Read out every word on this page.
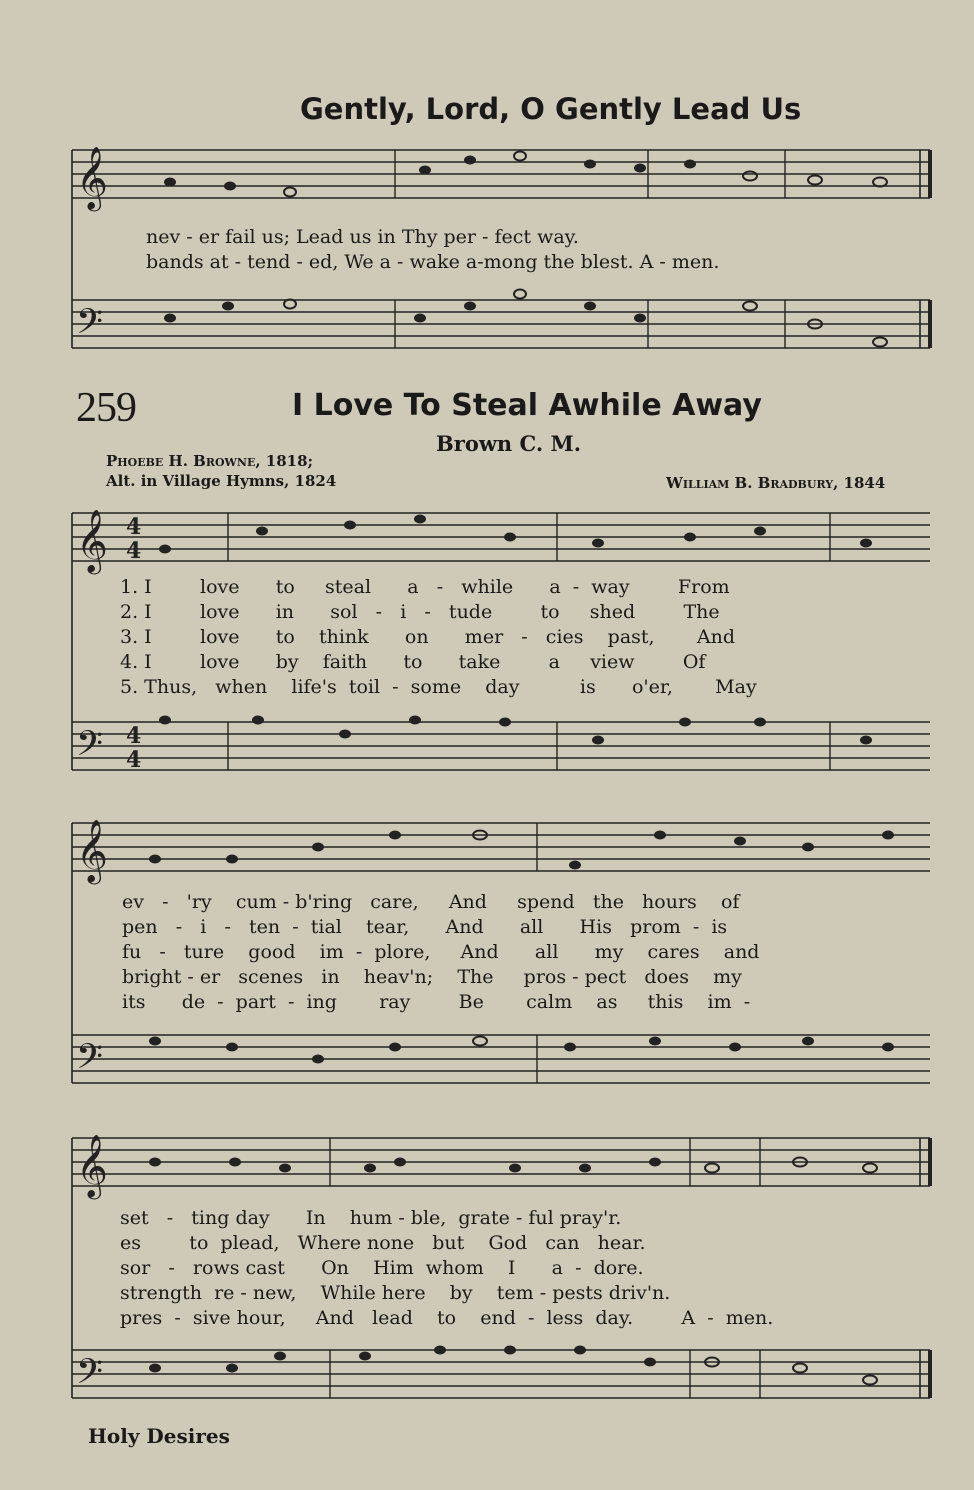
𝄞
𝄢
𝄞
𝄢
𝄞
𝄢
𝄞
𝄢
4
4
4
4
Gently, Lord, O Gently Lead Us
nev - er fail us; Lead us in Thy per - fect way.
bands at - tend - ed, We a - wake a-mong the blest. A - men.
259	I Love To Steal Awhile Away
Brown C. M.
Phoebe H. Browne, 1818;
Alt. in Village Hymns, 1824	William B. Bradbury, 1844
1. I        love      to     steal      a   -   while      a  -  way        From
2. I        love      in      sol   -   i   -   tude        to     shed        The
3. I        love      to    think      on      mer   -   cies    past,       And
4. I        love      by    faith      to      take        a     view        Of
5. Thus,   when    life's  toil  -  some    day          is      o'er,       May
ev   -   'ry    cum - b'ring   care,     And     spend   the   hours    of
pen   -   i   -   ten  -  tial    tear,      And      all      His   prom  -  is
fu   -   ture    good    im  -  plore,     And      all      my    cares    and
bright - er   scenes   in    heav'n;    The     pros - pect   does    my
its      de  -  part  -  ing       ray        Be       calm    as     this    im  -
set   -   ting day      In    hum - ble,  grate - ful pray'r.
es        to  plead,   Where none   but    God   can   hear.
sor   -   rows cast      On    Him  whom    I      a  -  dore.
strength  re - new,    While here    by    tem - pests driv'n.
pres  -  sive hour,     And   lead    to    end  -  less  day.        A  -  men.
Holy Desires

◆ Exercise details ◆
Strip out the images, then output the records above word for word.

◆ Written answer ◆
Read out every word on this page.
𝄞
𝄢
𝄞
𝄢
𝄞
𝄢
𝄞
𝄢
4
4
4
4
Gently, Lord, O Gently Lead Us
nev - er fail us; Lead us in Thy per - fect way.
bands at - tend - ed, We a - wake a-mong the blest. A - men.
259	I Love To Steal Awhile Away
Brown C. M.
Phoebe H. Browne, 1818;
Alt. in Village Hymns, 1824	William B. Bradbury, 1844
1. I        love      to     steal      a   -   while      a  -  way        From
2. I        love      in      sol   -   i   -   tude        to     shed        The
3. I        love      to    think      on      mer   -   cies    past,       And
4. I        love      by    faith      to      take        a     view        Of
5. Thus,   when    life's  toil  -  some    day          is      o'er,       May
ev   -   'ry    cum - b'ring   care,     And     spend   the   hours    of
pen   -   i   -   ten  -  tial    tear,      And      all      His   prom  -  is
fu   -   ture    good    im  -  plore,     And      all      my    cares    and
bright - er   scenes   in    heav'n;    The     pros - pect   does    my
its      de  -  part  -  ing       ray        Be       calm    as     this    im  -
set   -   ting day      In    hum - ble,  grate - ful pray'r.
es        to  plead,   Where none   but    God   can   hear.
sor   -   rows cast      On    Him  whom    I      a  -  dore.
strength  re - new,    While here    by    tem - pests driv'n.
pres  -  sive hour,     And   lead    to    end  -  less  day.        A  -  men.
Holy Desires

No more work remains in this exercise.